===== Raw records =====
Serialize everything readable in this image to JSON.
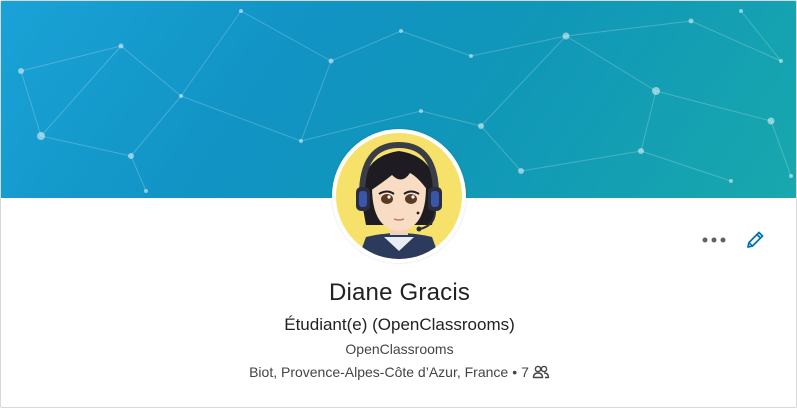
{
  "profile": {
    "name": "Diane Gracis",
    "headline": "Étudiant(e) (OpenClassrooms)",
    "company": "OpenClassrooms",
    "location": "Biot, Provence-Alpes-Côte d’Azur, France",
    "separator": "•",
    "connections": "7"
  },
  "icons": {
    "more": "more-horizontal-icon",
    "edit": "pencil-icon",
    "connections": "people-icon"
  },
  "colors": {
    "banner_start": "#1aa2d6",
    "banner_end": "#18a8ad",
    "accent": "#0073b1",
    "text_primary": "#222222",
    "text_secondary": "#444444"
  }
}
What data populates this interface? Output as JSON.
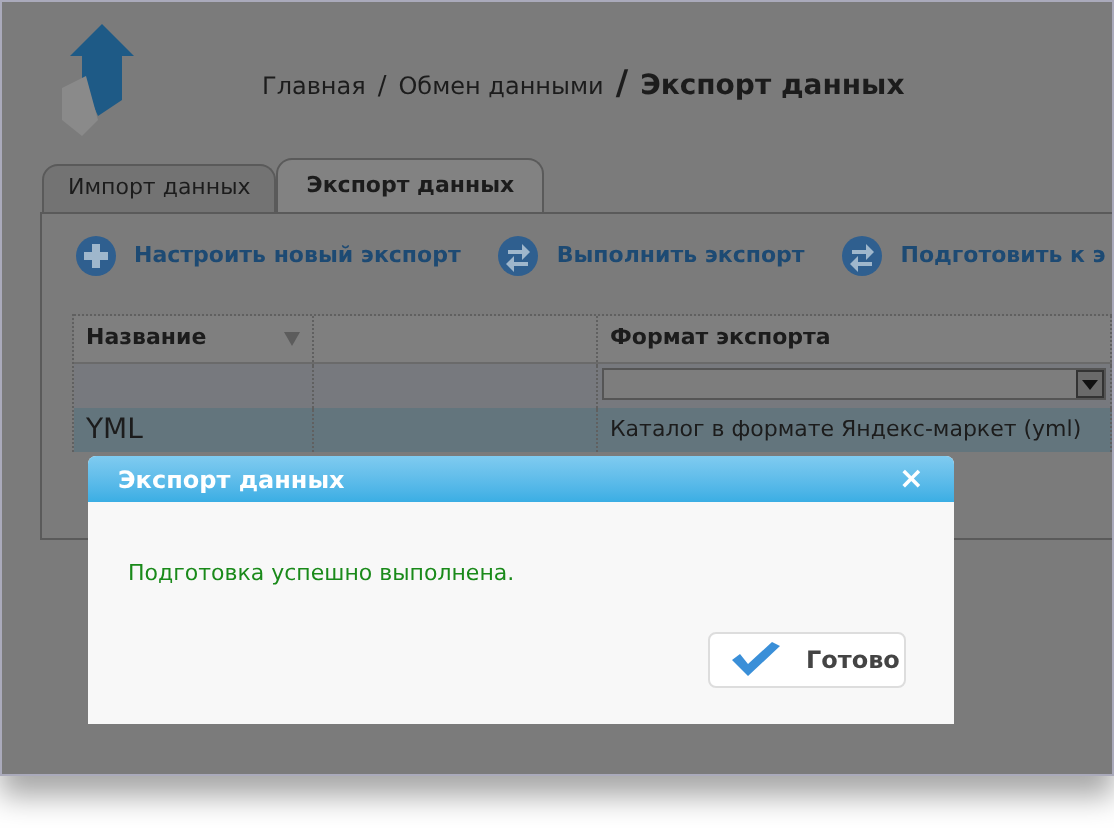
{
  "breadcrumb": {
    "items": [
      "Главная",
      "Обмен данными"
    ],
    "separator": "/",
    "current": "Экспорт данных"
  },
  "tabs": [
    {
      "label": "Импорт данных",
      "selected": false
    },
    {
      "label": "Экспорт данных",
      "selected": true
    }
  ],
  "toolbar": [
    {
      "kind": "add",
      "label": "Настроить новый экспорт"
    },
    {
      "kind": "run",
      "label": "Выполнить экспорт"
    },
    {
      "kind": "run",
      "label": "Подготовить к э"
    }
  ],
  "table": {
    "columns": [
      {
        "header": "Название",
        "sortable": true
      },
      {},
      {
        "header": "Формат экспорта"
      }
    ],
    "rows": [
      {
        "selected": true,
        "cells": [
          "YML",
          "",
          "Каталог в формате Яндекс-маркет (yml)"
        ]
      }
    ]
  },
  "dialog": {
    "title": "Экспорт данных",
    "close": "×",
    "message": "Подготовка успешно выполнена.",
    "button": "Готово"
  }
}
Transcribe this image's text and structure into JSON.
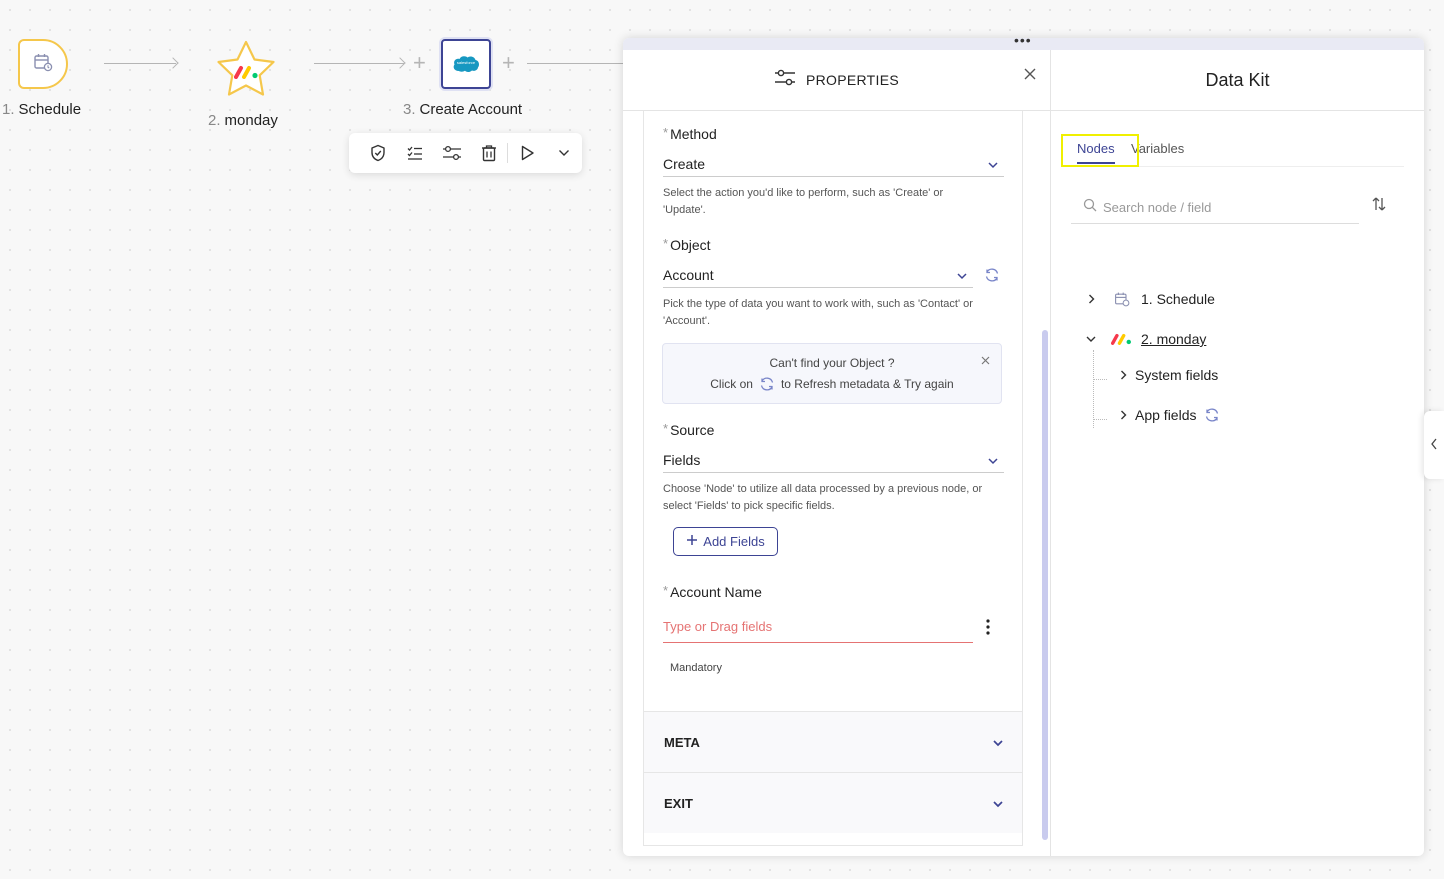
{
  "flow": {
    "nodes": [
      {
        "num": "1.",
        "label": "Schedule",
        "icon": "calendar-clock-icon"
      },
      {
        "num": "2.",
        "label": "monday",
        "icon": "monday-logo-icon"
      },
      {
        "num": "3.",
        "label": "Create Account",
        "icon": "salesforce-logo-icon"
      }
    ],
    "salesforce_text": "salesforce"
  },
  "toolbar": {
    "icons": [
      "shield-check-icon",
      "checklist-icon",
      "sliders-icon",
      "trash-icon",
      "play-icon",
      "chevron-down-icon"
    ]
  },
  "properties": {
    "title": "PROPERTIES",
    "method": {
      "label": "Method",
      "value": "Create",
      "hint": "Select the action you'd like to perform, such as 'Create' or 'Update'."
    },
    "object": {
      "label": "Object",
      "value": "Account",
      "hint": "Pick the type of data you want to work with, such as 'Contact' or 'Account'."
    },
    "info": {
      "line1": "Can't find your Object ?",
      "line2a": "Click on",
      "line2b": "to Refresh metadata & Try again"
    },
    "source": {
      "label": "Source",
      "value": "Fields",
      "hint": "Choose 'Node' to utilize all data processed by a previous node, or select 'Fields' to pick specific fields."
    },
    "add_fields": "Add Fields",
    "account_name": {
      "label": "Account Name",
      "placeholder": "Type or Drag fields",
      "note": "Mandatory"
    },
    "sections": [
      "META",
      "EXIT"
    ],
    "required_mark": "*"
  },
  "datakit": {
    "title": "Data Kit",
    "tabs": [
      "Nodes",
      "Variables"
    ],
    "active_tab": "Nodes",
    "search_placeholder": "Search node / field",
    "tree": {
      "schedule": "1. Schedule",
      "monday": "2. monday",
      "system_fields": "System fields",
      "app_fields": "App fields"
    }
  },
  "colors": {
    "accent": "#3d4494",
    "node_border": "#f5c74b",
    "error": "#e57373",
    "highlight": "#f0f000"
  }
}
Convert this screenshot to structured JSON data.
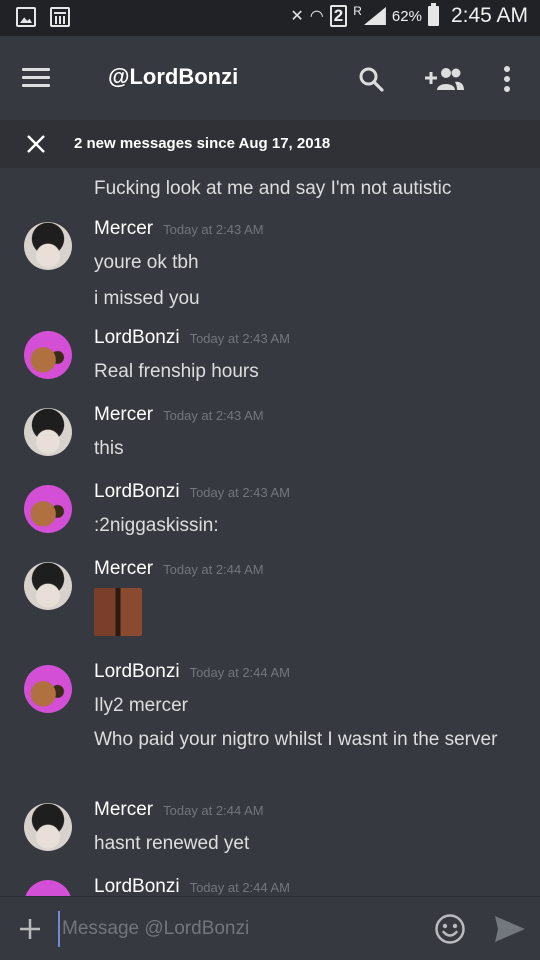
{
  "status_bar": {
    "sim_label": "2",
    "roaming": "R",
    "battery": "62%",
    "time": "2:45 AM"
  },
  "app_bar": {
    "title": "@LordBonzi"
  },
  "new_messages_bar": {
    "text": "2 new messages since Aug 17, 2018"
  },
  "messages": [
    {
      "lines": [
        "Fucking look at me and say I'm not autistic"
      ]
    },
    {
      "author": "Mercer",
      "time": "Today at 2:43 AM",
      "lines": [
        "youre ok tbh",
        "i missed you"
      ]
    },
    {
      "author": "LordBonzi",
      "time": "Today at 2:43 AM",
      "lines": [
        "Real frenship hours"
      ]
    },
    {
      "author": "Mercer",
      "time": "Today at 2:43 AM",
      "lines": [
        "this"
      ]
    },
    {
      "author": "LordBonzi",
      "time": "Today at 2:43 AM",
      "lines": [
        ":2niggaskissin:"
      ]
    },
    {
      "author": "Mercer",
      "time": "Today at 2:44 AM",
      "lines": []
    },
    {
      "author": "LordBonzi",
      "time": "Today at 2:44 AM",
      "lines": [
        "Ily2 mercer",
        "Who paid your nigtro whilst I wasnt in the server"
      ]
    },
    {
      "author": "Mercer",
      "time": "Today at 2:44 AM",
      "lines": [
        "hasnt renewed yet"
      ]
    },
    {
      "author": "LordBonzi",
      "time": "Today at 2:44 AM",
      "lines": []
    }
  ],
  "composer": {
    "placeholder": "Message @LordBonzi"
  },
  "colors": {
    "background": "#36393f",
    "status_bar": "#202225",
    "new_bar": "#2f3136",
    "timestamp": "#72767d",
    "accent": "#7289da",
    "lordbonzi_avatar": "#d34fd6"
  }
}
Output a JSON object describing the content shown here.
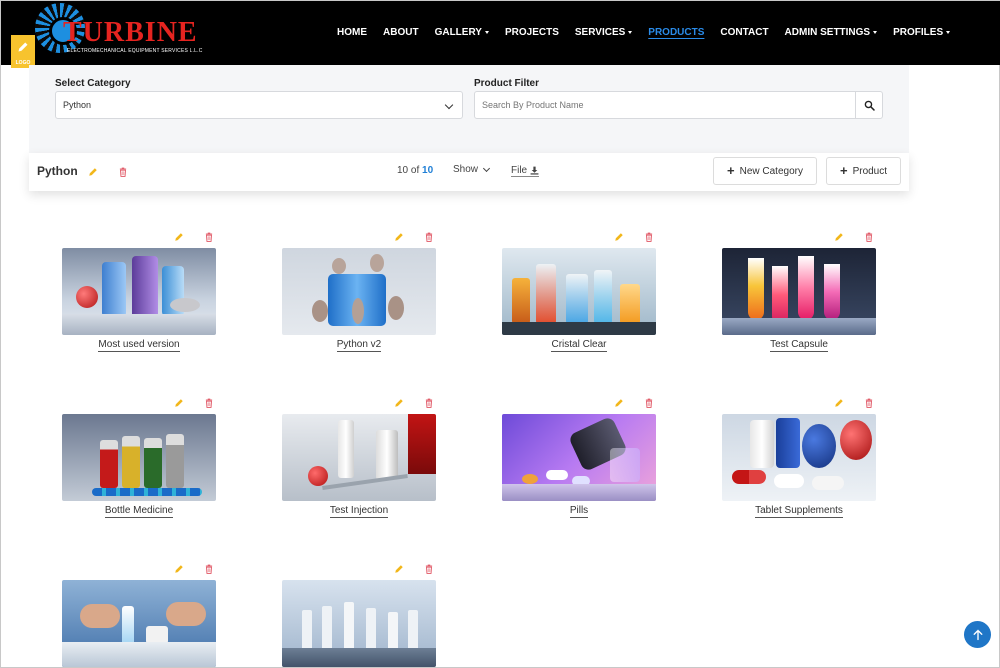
{
  "header": {
    "logo": {
      "name": "TURBINE",
      "tagline": "ELECTROMECHANICAL EQUIPMENT SERVICES L.L.C",
      "badge": "LOGO"
    },
    "nav": [
      {
        "label": "HOME",
        "dropdown": false,
        "active": false
      },
      {
        "label": "ABOUT",
        "dropdown": false,
        "active": false
      },
      {
        "label": "GALLERY",
        "dropdown": true,
        "active": false
      },
      {
        "label": "PROJECTS",
        "dropdown": false,
        "active": false
      },
      {
        "label": "SERVICES",
        "dropdown": true,
        "active": false
      },
      {
        "label": "PRODUCTS",
        "dropdown": false,
        "active": true
      },
      {
        "label": "CONTACT",
        "dropdown": false,
        "active": false
      },
      {
        "label": "ADMIN SETTINGS",
        "dropdown": true,
        "active": false
      },
      {
        "label": "PROFILES",
        "dropdown": true,
        "active": false
      }
    ],
    "accent": "#2a8be8"
  },
  "filters": {
    "category_label": "Select Category",
    "category_value": "Python",
    "product_label": "Product Filter",
    "product_placeholder": "Search By Product Name"
  },
  "toolbar": {
    "title": "Python",
    "count_shown": "10",
    "count_of": "of",
    "count_total": "10",
    "show_label": "Show",
    "file_label": "File",
    "new_category_label": "New Category",
    "product_label": "Product"
  },
  "products": [
    {
      "name": "Most used version",
      "scene": "vials-mice"
    },
    {
      "name": "Python v2",
      "scene": "mice-bottles"
    },
    {
      "name": "Cristal Clear",
      "scene": "lab-glass"
    },
    {
      "name": "Test Capsule",
      "scene": "test-tubes"
    },
    {
      "name": "Bottle Medicine",
      "scene": "bottles"
    },
    {
      "name": "Test Injection",
      "scene": "injection"
    },
    {
      "name": "Pills",
      "scene": "pills-purple"
    },
    {
      "name": "Tablet Supplements",
      "scene": "tablets"
    },
    {
      "name": "",
      "scene": "hands-lab"
    },
    {
      "name": "",
      "scene": "production-line"
    }
  ],
  "colors": {
    "edit": "#f2b71b",
    "delete": "#e05563",
    "count_highlight": "#1f7fd6",
    "scroll_top": "#1f76c7"
  }
}
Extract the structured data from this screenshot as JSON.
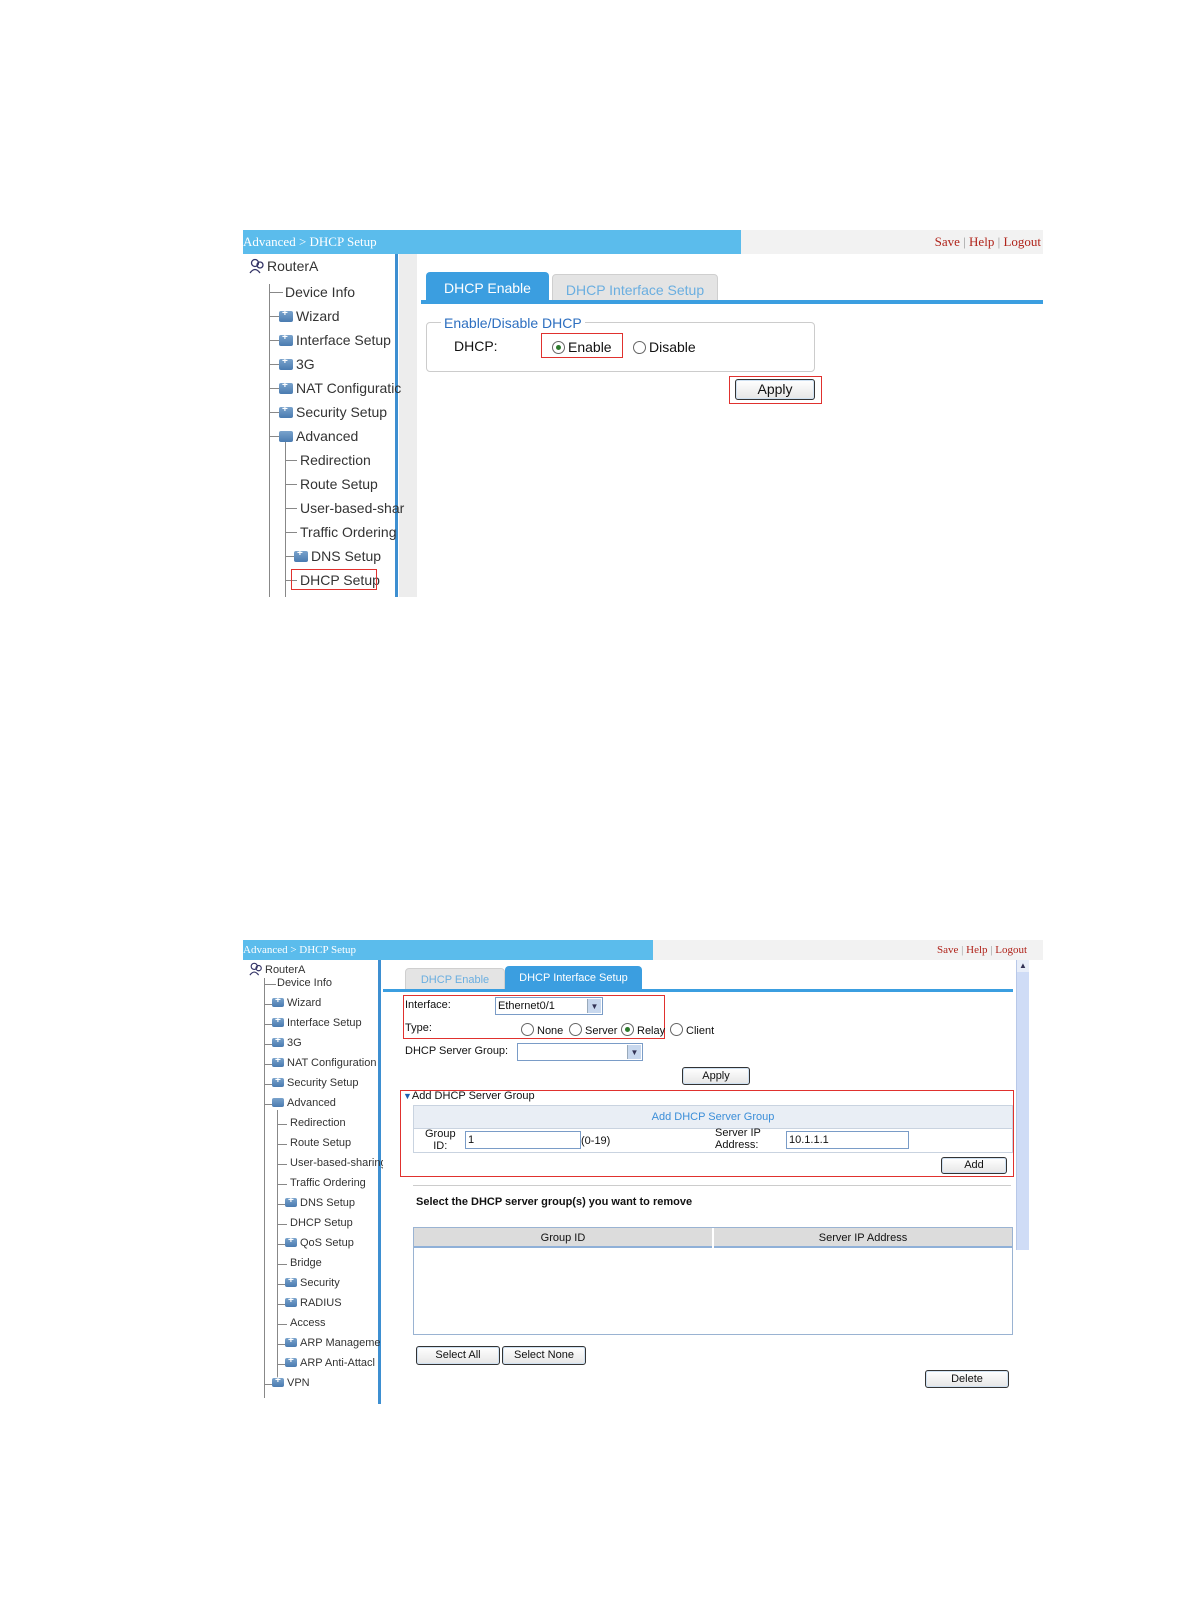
=====
▸ What the exercise asks
Using the listing above, show every line that includes the string "mice".

▸ Reply to the task
      "scene": "vials-mice"
      "scene": "mice-bottles"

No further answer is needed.